Images do not belong in the copy. Retype all the entries below exactly.

(Entries taken from a collection)
-------------------------

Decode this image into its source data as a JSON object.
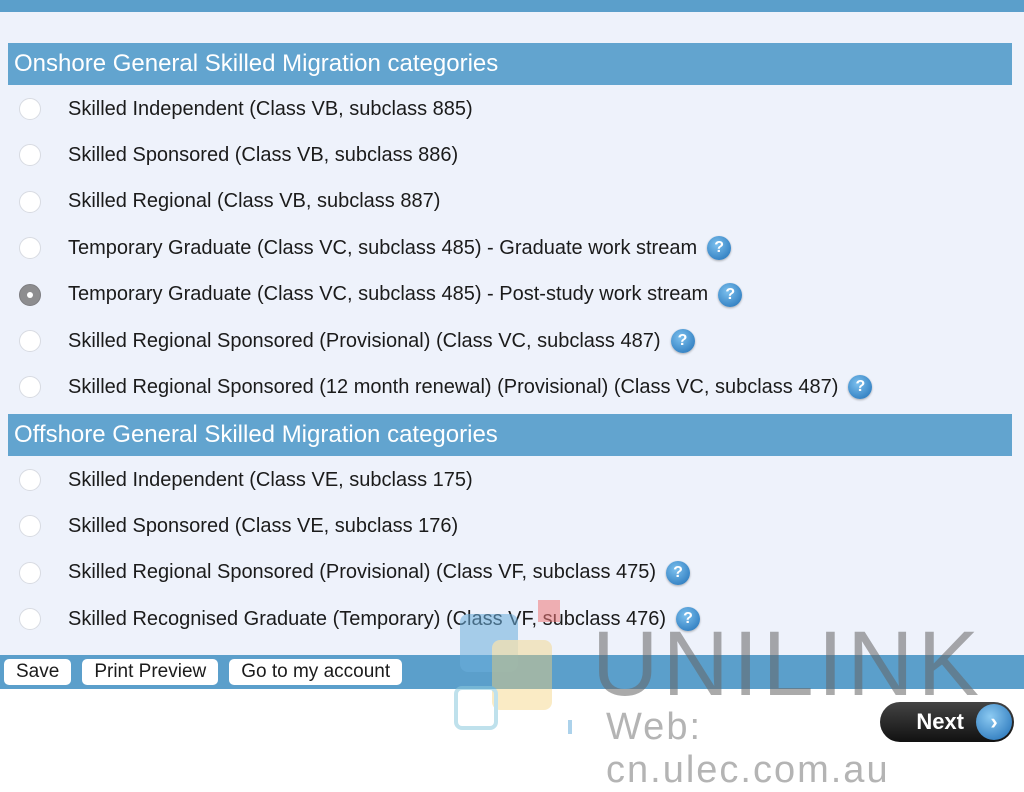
{
  "onshore": {
    "title": "Onshore General Skilled Migration categories",
    "items": [
      {
        "label": "Skilled Independent (Class VB, subclass 885)",
        "checked": false,
        "help": false
      },
      {
        "label": "Skilled Sponsored (Class VB, subclass 886)",
        "checked": false,
        "help": false
      },
      {
        "label": "Skilled Regional (Class VB, subclass 887)",
        "checked": false,
        "help": false
      },
      {
        "label": "Temporary Graduate (Class VC, subclass 485) - Graduate work stream",
        "checked": false,
        "help": true
      },
      {
        "label": "Temporary Graduate (Class VC, subclass 485) - Post-study work stream",
        "checked": true,
        "help": true
      },
      {
        "label": "Skilled Regional Sponsored (Provisional) (Class VC, subclass 487)",
        "checked": false,
        "help": true
      },
      {
        "label": "Skilled Regional Sponsored (12 month renewal) (Provisional) (Class VC, subclass 487)",
        "checked": false,
        "help": true
      }
    ]
  },
  "offshore": {
    "title": "Offshore General Skilled Migration categories",
    "items": [
      {
        "label": "Skilled Independent (Class VE, subclass 175)",
        "checked": false,
        "help": false
      },
      {
        "label": "Skilled Sponsored (Class VE, subclass 176)",
        "checked": false,
        "help": false
      },
      {
        "label": "Skilled Regional Sponsored (Provisional) (Class VF, subclass 475)",
        "checked": false,
        "help": true
      },
      {
        "label": "Skilled Recognised Graduate (Temporary) (Class VF, subclass 476)",
        "checked": false,
        "help": true
      }
    ]
  },
  "help_icon": "?",
  "toolbar": {
    "save": "Save",
    "print_preview": "Print Preview",
    "account": "Go to my account"
  },
  "next": {
    "label": "Next",
    "icon": "chevron-right-icon",
    "arrow": "›"
  },
  "watermark": {
    "brand": "UNILINK",
    "web": "Web: cn.ulec.com.au"
  },
  "colors": {
    "accent": "#5b9fcb",
    "header": "#62a4cf",
    "panel": "#eef2fb"
  }
}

-------------------------

§ RESULT OF THIS TASK
Decode this image into its source data as a JSON object.
{
  "onshore": {
    "title": "Onshore General Skilled Migration categories",
    "items": [
      {
        "label": "Skilled Independent (Class VB, subclass 885)",
        "checked": false,
        "help": false
      },
      {
        "label": "Skilled Sponsored (Class VB, subclass 886)",
        "checked": false,
        "help": false
      },
      {
        "label": "Skilled Regional (Class VB, subclass 887)",
        "checked": false,
        "help": false
      },
      {
        "label": "Temporary Graduate (Class VC, subclass 485) - Graduate work stream",
        "checked": false,
        "help": true
      },
      {
        "label": "Temporary Graduate (Class VC, subclass 485) - Post-study work stream",
        "checked": true,
        "help": true
      },
      {
        "label": "Skilled Regional Sponsored (Provisional) (Class VC, subclass 487)",
        "checked": false,
        "help": true
      },
      {
        "label": "Skilled Regional Sponsored (12 month renewal) (Provisional) (Class VC, subclass 487)",
        "checked": false,
        "help": true
      }
    ]
  },
  "offshore": {
    "title": "Offshore General Skilled Migration categories",
    "items": [
      {
        "label": "Skilled Independent (Class VE, subclass 175)",
        "checked": false,
        "help": false
      },
      {
        "label": "Skilled Sponsored (Class VE, subclass 176)",
        "checked": false,
        "help": false
      },
      {
        "label": "Skilled Regional Sponsored (Provisional) (Class VF, subclass 475)",
        "checked": false,
        "help": true
      },
      {
        "label": "Skilled Recognised Graduate (Temporary) (Class VF, subclass 476)",
        "checked": false,
        "help": true
      }
    ]
  },
  "help_icon": "?",
  "toolbar": {
    "save": "Save",
    "print_preview": "Print Preview",
    "account": "Go to my account"
  },
  "next": {
    "label": "Next",
    "icon": "chevron-right-icon",
    "arrow": "›"
  },
  "watermark": {
    "brand": "UNILINK",
    "web": "Web: cn.ulec.com.au"
  },
  "colors": {
    "accent": "#5b9fcb",
    "header": "#62a4cf",
    "panel": "#eef2fb"
  }
}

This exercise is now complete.